**GOAL:** Would you return the complete listing below word for word?
=== DATA EXCERPTS ===
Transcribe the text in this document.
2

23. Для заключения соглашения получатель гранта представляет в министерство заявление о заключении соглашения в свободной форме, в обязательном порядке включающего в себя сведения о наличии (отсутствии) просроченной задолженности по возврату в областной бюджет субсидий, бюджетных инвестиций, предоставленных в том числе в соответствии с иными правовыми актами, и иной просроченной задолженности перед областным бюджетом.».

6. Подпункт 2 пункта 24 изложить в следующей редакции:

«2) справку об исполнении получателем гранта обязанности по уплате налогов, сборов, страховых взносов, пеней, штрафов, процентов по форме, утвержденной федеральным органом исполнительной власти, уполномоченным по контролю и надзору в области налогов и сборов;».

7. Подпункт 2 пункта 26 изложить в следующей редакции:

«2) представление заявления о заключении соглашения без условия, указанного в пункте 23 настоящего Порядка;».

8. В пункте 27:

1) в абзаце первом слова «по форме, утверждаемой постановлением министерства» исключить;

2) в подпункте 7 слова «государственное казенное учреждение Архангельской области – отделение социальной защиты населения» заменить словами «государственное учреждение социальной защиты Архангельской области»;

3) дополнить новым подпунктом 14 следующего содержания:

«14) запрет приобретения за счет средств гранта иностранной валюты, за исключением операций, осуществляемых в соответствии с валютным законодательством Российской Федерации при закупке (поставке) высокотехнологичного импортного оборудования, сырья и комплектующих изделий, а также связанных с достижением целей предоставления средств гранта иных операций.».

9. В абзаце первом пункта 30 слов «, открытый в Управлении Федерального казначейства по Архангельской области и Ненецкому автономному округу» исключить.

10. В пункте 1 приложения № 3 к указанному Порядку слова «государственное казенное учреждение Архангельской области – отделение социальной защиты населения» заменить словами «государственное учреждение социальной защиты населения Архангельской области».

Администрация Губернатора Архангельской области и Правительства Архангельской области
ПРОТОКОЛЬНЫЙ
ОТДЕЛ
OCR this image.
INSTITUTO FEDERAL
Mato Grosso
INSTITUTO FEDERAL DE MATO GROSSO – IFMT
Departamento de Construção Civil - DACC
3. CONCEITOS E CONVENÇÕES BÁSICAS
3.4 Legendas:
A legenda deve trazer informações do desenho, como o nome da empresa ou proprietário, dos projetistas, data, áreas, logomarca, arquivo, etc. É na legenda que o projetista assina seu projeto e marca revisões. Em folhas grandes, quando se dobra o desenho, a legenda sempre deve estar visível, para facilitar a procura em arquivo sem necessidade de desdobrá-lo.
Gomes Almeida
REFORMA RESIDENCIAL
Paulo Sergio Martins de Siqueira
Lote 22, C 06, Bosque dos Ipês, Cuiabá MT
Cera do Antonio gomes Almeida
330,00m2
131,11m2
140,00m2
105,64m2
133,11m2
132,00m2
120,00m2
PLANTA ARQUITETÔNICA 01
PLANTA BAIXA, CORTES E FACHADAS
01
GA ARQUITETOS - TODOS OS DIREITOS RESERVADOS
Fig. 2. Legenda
===
**THE ANSWER:**
Transcribe the text in this document.
2

23. Для заключения соглашения получатель гранта представляет в министерство заявление о заключении соглашения в свободной форме, в обязательном порядке включающего в себя сведения о наличии (отсутствии) просроченной задолженности по возврату в областной бюджет субсидий, бюджетных инвестиций, предоставленных в том числе в соответствии с иными правовыми актами, и иной просроченной задолженности перед областным бюджетом.».

6. Подпункт 2 пункта 24 изложить в следующей редакции:

«2) справку об исполнении получателем гранта обязанности по уплате налогов, сборов, страховых взносов, пеней, штрафов, процентов по форме, утвержденной федеральным органом исполнительной власти, уполномоченным по контролю и надзору в области налогов и сборов;».

7. Подпункт 2 пункта 26 изложить в следующей редакции:

«2) представление заявления о заключении соглашения без условия, указанного в пункте 23 настоящего Порядка;».

8. В пункте 27:

1) в абзаце первом слова «по форме, утверждаемой постановлением министерства» исключить;

2) в подпункте 7 слова «государственное казенное учреждение Архангельской области – отделение социальной защиты населения» заменить словами «государственное учреждение социальной защиты Архангельской области»;

3) дополнить новым подпунктом 14 следующего содержания:

«14) запрет приобретения за счет средств гранта иностранной валюты, за исключением операций, осуществляемых в соответствии с валютным законодательством Российской Федерации при закупке (поставке) высокотехнологичного импортного оборудования, сырья и комплектующих изделий, а также связанных с достижением целей предоставления средств гранта иных операций.».

9. В абзаце первом пункта 30 слов «, открытый в Управлении Федерального казначейства по Архангельской области и Ненецкому автономному округу» исключить.

10. В пункте 1 приложения № 3 к указанному Порядку слова «государственное казенное учреждение Архангельской области – отделение социальной защиты населения» заменить словами «государственное учреждение социальной защиты населения Архангельской области».

Администрация Губернатора Архангельской области и Правительства Архангельской области
ПРОТОКОЛЬНЫЙ
ОТДЕЛ
OCR this image.
INSTITUTO FEDERAL
Mato Grosso
INSTITUTO FEDERAL DE MATO GROSSO – IFMT
Departamento de Construção Civil - DACC
3. CONCEITOS E CONVENÇÕES BÁSICAS
3.4 Legendas:
A legenda deve trazer informações do desenho, como o nome da empresa ou proprietário, dos projetistas, data, áreas, logomarca, arquivo, etc. É na legenda que o projetista assina seu projeto e marca revisões. Em folhas grandes, quando se dobra o desenho, a legenda sempre deve estar visível, para facilitar a procura em arquivo sem necessidade de desdobrá-lo.
Gomes Almeida
REFORMA RESIDENCIAL
Paulo Sergio Martins de Siqueira
Lote 22, C 06, Bosque dos Ipês, Cuiabá MT
Cera do Antonio gomes Almeida
330,00m2
131,11m2
140,00m2
105,64m2
133,11m2
132,00m2
120,00m2
PLANTA ARQUITETÔNICA 01
PLANTA BAIXA, CORTES E FACHADAS
01
GA ARQUITETOS - TODOS OS DIREITOS RESERVADOS
Fig. 2. Legenda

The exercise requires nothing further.